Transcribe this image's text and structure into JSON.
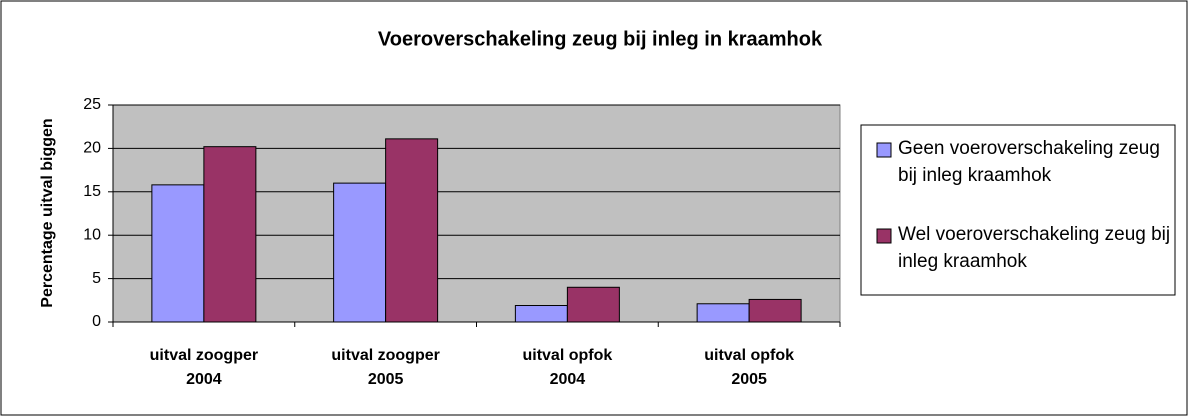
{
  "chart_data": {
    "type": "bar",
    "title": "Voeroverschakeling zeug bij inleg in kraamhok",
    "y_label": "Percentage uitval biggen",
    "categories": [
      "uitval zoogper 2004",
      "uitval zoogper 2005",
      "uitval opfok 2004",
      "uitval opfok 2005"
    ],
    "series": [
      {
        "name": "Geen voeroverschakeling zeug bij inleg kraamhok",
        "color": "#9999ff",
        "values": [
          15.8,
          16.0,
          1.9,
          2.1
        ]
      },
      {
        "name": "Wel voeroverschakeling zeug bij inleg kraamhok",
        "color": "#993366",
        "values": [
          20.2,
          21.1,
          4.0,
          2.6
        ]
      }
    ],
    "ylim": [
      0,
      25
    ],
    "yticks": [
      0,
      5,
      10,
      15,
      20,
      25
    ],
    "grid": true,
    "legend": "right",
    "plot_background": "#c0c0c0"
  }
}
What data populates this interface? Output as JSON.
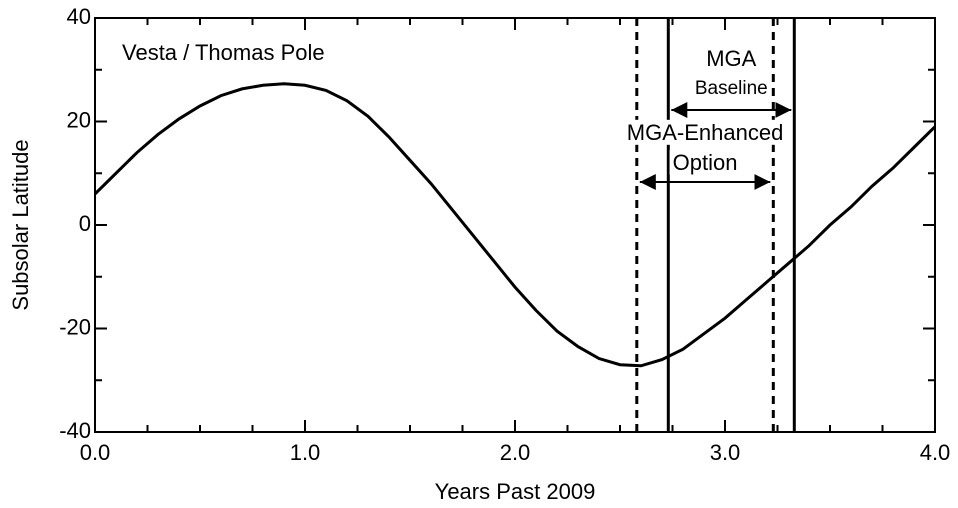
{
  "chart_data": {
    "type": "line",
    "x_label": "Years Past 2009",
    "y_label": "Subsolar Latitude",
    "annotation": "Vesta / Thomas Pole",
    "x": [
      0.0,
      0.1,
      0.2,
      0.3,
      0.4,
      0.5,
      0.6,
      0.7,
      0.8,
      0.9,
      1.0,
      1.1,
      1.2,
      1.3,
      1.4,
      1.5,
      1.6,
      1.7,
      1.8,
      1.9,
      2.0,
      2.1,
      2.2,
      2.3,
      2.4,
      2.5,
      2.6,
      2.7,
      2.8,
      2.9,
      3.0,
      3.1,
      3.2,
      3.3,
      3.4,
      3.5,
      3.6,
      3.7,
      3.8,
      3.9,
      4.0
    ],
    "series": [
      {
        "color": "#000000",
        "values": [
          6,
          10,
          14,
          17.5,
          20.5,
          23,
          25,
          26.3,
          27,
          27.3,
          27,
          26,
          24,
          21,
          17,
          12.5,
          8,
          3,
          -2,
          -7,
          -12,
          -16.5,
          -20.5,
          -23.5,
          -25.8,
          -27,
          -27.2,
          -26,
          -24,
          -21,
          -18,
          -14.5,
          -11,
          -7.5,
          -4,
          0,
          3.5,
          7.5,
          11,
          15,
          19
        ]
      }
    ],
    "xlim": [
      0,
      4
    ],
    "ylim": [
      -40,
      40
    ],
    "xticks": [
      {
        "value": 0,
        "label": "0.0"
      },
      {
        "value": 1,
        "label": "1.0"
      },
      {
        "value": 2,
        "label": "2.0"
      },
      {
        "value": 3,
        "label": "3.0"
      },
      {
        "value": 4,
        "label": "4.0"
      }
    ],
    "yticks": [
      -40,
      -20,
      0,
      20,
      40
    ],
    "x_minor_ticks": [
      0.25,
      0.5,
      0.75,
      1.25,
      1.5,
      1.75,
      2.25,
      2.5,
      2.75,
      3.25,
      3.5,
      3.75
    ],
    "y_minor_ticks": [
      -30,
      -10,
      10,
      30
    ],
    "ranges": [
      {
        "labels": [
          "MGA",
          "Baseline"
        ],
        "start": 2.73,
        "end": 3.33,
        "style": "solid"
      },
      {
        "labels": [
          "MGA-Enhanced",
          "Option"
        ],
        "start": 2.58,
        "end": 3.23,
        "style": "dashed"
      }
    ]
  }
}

════════

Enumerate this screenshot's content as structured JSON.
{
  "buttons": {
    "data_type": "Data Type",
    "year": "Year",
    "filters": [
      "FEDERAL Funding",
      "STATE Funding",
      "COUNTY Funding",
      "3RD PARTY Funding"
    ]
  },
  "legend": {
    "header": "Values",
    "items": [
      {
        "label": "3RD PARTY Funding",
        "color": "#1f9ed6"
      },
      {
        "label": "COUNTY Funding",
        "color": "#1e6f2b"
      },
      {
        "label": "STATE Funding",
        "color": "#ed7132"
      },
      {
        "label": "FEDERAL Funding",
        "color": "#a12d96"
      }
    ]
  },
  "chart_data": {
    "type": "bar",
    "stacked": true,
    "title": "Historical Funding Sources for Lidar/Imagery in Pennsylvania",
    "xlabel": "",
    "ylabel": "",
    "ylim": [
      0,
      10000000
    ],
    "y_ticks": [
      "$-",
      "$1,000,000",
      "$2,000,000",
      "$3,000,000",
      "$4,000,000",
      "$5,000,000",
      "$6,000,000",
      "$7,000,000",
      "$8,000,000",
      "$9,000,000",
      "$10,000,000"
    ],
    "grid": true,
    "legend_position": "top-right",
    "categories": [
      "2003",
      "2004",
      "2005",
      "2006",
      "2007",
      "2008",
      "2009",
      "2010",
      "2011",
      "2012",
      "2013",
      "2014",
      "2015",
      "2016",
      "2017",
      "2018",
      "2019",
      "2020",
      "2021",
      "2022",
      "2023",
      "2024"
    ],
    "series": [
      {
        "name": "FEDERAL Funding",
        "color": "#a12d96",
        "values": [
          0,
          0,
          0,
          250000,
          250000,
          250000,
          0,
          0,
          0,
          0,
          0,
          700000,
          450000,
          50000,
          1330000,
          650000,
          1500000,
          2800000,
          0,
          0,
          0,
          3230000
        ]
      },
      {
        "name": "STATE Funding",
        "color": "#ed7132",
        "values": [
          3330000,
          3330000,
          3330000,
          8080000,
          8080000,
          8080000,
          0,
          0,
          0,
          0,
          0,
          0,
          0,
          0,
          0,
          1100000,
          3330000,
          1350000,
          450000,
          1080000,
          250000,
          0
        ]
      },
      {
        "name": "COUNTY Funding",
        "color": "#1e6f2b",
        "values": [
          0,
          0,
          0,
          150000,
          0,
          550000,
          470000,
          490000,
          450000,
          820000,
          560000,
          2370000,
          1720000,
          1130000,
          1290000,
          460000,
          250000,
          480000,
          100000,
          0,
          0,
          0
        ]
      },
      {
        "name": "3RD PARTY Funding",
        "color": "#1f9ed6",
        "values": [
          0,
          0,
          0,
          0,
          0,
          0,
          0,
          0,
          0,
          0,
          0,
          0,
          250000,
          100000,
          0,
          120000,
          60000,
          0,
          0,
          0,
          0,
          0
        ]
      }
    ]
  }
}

════════

_What is required:_ Filter the data for the string "kraamhok" and copy every line that has it.

_Solution:_
    "title": "Voeroverschakeling zeug bij inleg in kraamhok",
        "name": "Geen voeroverschakeling zeug bij inleg kraamhok",
        "name": "Wel voeroverschakeling zeug bij inleg kraamhok",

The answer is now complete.